____ Supplied entries

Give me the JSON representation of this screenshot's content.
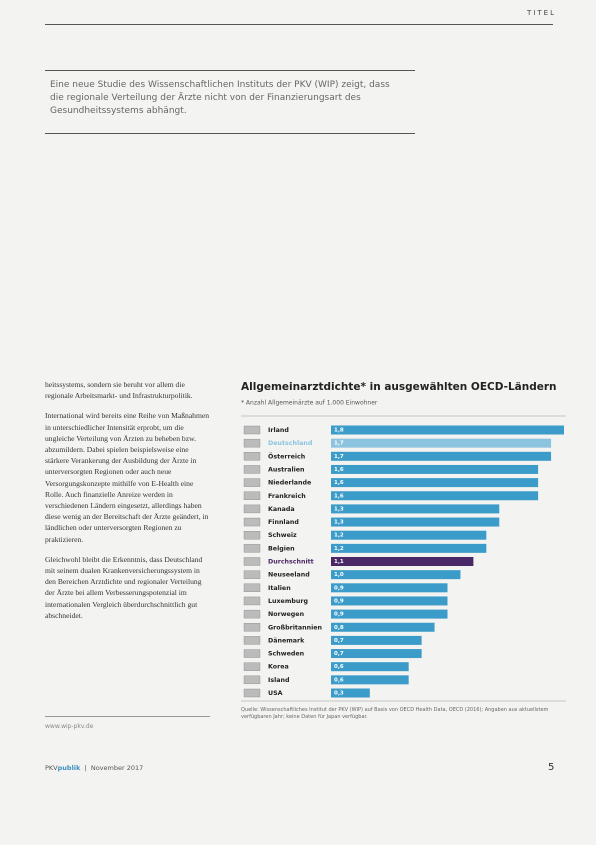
{
  "header": {
    "section": "TITEL"
  },
  "intro": "Eine neue Studie des Wissenschaftlichen Instituts der PKV (WIP) zeigt, dass die regionale Verteilung der Ärzte nicht von der Finanzierungsart des Gesundheitssystems abhängt.",
  "body": [
    "heitssystems, sondern sie beruht vor allem die regionale Arbeitsmarkt- und Infrastrukturpolitik.",
    "International wird bereits eine Reihe von Maßnahmen in unterschiedlicher Intensität erprobt, um die ungleiche Verteilung von Ärzten zu beheben bzw. abzumildern. Dabei spielen beispielsweise eine stärkere Verankerung der Ausbildung der Ärzte in unterversorgten Regionen oder auch neue Versorgungskonzepte mithilfe von E-Health eine Rolle. Auch finanzielle Anreize werden in verschiedenen Ländern eingesetzt, allerdings haben diese wenig an der Bereitschaft der Ärzte geändert, in ländlichen oder unterversorgten Regionen zu praktizieren.",
    "Gleichwohl bleibt die Erkenntnis, dass Deutschland mit seinem dualen Krankenversicherungssystem in den Bereichen Arztdichte und regionaler Verteilung der Ärzte bei allem Verbesserungspotenzial im internationalen Vergleich überdurchschnittlich gut abschneidet."
  ],
  "link": "www.wip-pkv.de",
  "footer": {
    "brand_prefix": "PKV",
    "brand": "publik",
    "issue": "November 2017",
    "page": "5"
  },
  "chart_data": {
    "type": "bar",
    "orientation": "horizontal",
    "title": "Allgemeinarztdichte* in ausgewählten OECD-Ländern",
    "subtitle": "* Anzahl Allgemeinärzte auf 1.000 Einwohner",
    "categories": [
      "Irland",
      "Deutschland",
      "Österreich",
      "Australien",
      "Niederlande",
      "Frankreich",
      "Kanada",
      "Finnland",
      "Schweiz",
      "Belgien",
      "Durchschnitt",
      "Neuseeland",
      "Italien",
      "Luxemburg",
      "Norwegen",
      "Großbritannien",
      "Dänemark",
      "Schweden",
      "Korea",
      "Island",
      "USA"
    ],
    "values": [
      1.8,
      1.7,
      1.7,
      1.6,
      1.6,
      1.6,
      1.3,
      1.3,
      1.2,
      1.2,
      1.1,
      1.0,
      0.9,
      0.9,
      0.9,
      0.8,
      0.7,
      0.7,
      0.6,
      0.6,
      0.3
    ],
    "value_labels": [
      "1,8",
      "1,7",
      "1,7",
      "1,6",
      "1,6",
      "1,6",
      "1,3",
      "1,3",
      "1,2",
      "1,2",
      "1,1",
      "1,0",
      "0,9",
      "0,9",
      "0,9",
      "0,8",
      "0,7",
      "0,7",
      "0,6",
      "0,6",
      "0,3"
    ],
    "colors": [
      "#3b9bc9",
      "#8cc4df",
      "#3b9bc9",
      "#3b9bc9",
      "#3b9bc9",
      "#3b9bc9",
      "#3b9bc9",
      "#3b9bc9",
      "#3b9bc9",
      "#3b9bc9",
      "#4a2766",
      "#3b9bc9",
      "#3b9bc9",
      "#3b9bc9",
      "#3b9bc9",
      "#3b9bc9",
      "#3b9bc9",
      "#3b9bc9",
      "#3b9bc9",
      "#3b9bc9",
      "#3b9bc9"
    ],
    "source": "Quelle: Wissenschaftliches Institut der PKV (WIP) auf Basis von OECD Health Data, OECD (2016); Angaben aus aktuellstem verfügbaren Jahr; keine Daten für Japan verfügbar."
  }
}
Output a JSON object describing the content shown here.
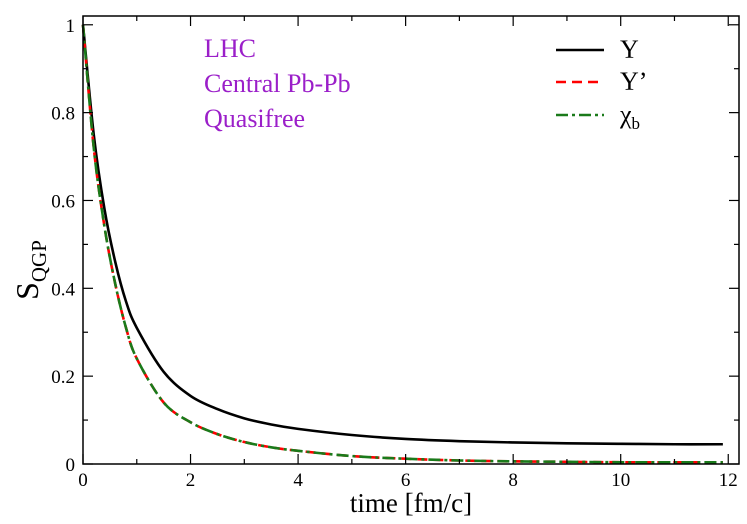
{
  "chart_data": {
    "type": "line",
    "xlabel": "time [fm/c]",
    "ylabel": {
      "main": "S",
      "sub": "QGP"
    },
    "xlim": [
      0,
      12.2
    ],
    "ylim": [
      0,
      1.02
    ],
    "xticks": [
      0,
      2,
      4,
      6,
      8,
      10,
      12
    ],
    "yticks": [
      0,
      0.2,
      0.4,
      0.6,
      0.8,
      1
    ],
    "xtick_labels": [
      "0",
      "2",
      "4",
      "6",
      "8",
      "10",
      "12"
    ],
    "ytick_labels": [
      "0",
      "0.2",
      "0.4",
      "0.6",
      "0.8",
      "1"
    ],
    "grid": false,
    "legend_position": "top-right",
    "annotations": [
      "LHC",
      "Central Pb-Pb",
      "Quasifree"
    ],
    "annotation_color": "#9b1fc9",
    "series": [
      {
        "name": "Υ",
        "color": "#000000",
        "style": "solid",
        "x": [
          0,
          0.2,
          0.4,
          0.6,
          0.8,
          1.0,
          1.5,
          2.0,
          2.5,
          3.0,
          3.5,
          4.0,
          5.0,
          6.0,
          7.0,
          8.0,
          9.0,
          10.0,
          11.0,
          11.9
        ],
        "y": [
          1.0,
          0.75,
          0.58,
          0.46,
          0.37,
          0.31,
          0.21,
          0.155,
          0.125,
          0.104,
          0.09,
          0.08,
          0.066,
          0.057,
          0.052,
          0.049,
          0.047,
          0.046,
          0.045,
          0.045
        ]
      },
      {
        "name": "Υ’",
        "color": "#ff0000",
        "style": "dashed",
        "x": [
          0,
          0.2,
          0.4,
          0.6,
          0.8,
          1.0,
          1.5,
          2.0,
          2.5,
          3.0,
          3.5,
          4.0,
          5.0,
          6.0,
          7.0,
          8.0,
          9.0,
          10.0,
          11.0,
          11.9
        ],
        "y": [
          1.0,
          0.72,
          0.54,
          0.41,
          0.31,
          0.24,
          0.14,
          0.095,
          0.068,
          0.05,
          0.038,
          0.03,
          0.018,
          0.012,
          0.008,
          0.006,
          0.005,
          0.004,
          0.004,
          0.004
        ]
      },
      {
        "name": "χ",
        "name_sub": "b",
        "color": "#1a7a1a",
        "style": "dashdot",
        "x": [
          0,
          0.2,
          0.4,
          0.6,
          0.8,
          1.0,
          1.5,
          2.0,
          2.5,
          3.0,
          3.5,
          4.0,
          5.0,
          6.0,
          7.0,
          8.0,
          9.0,
          10.0,
          11.0,
          11.9
        ],
        "y": [
          1.0,
          0.72,
          0.54,
          0.41,
          0.31,
          0.24,
          0.14,
          0.095,
          0.068,
          0.05,
          0.038,
          0.03,
          0.018,
          0.012,
          0.008,
          0.006,
          0.005,
          0.004,
          0.004,
          0.004
        ]
      }
    ]
  }
}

________

» Aim
Copy, from the material above, each line in which the string "JSON" occurs.

» Correct response
Give me the JSON representation of this screenshot's content.
Output a JSON object describing the content shown here.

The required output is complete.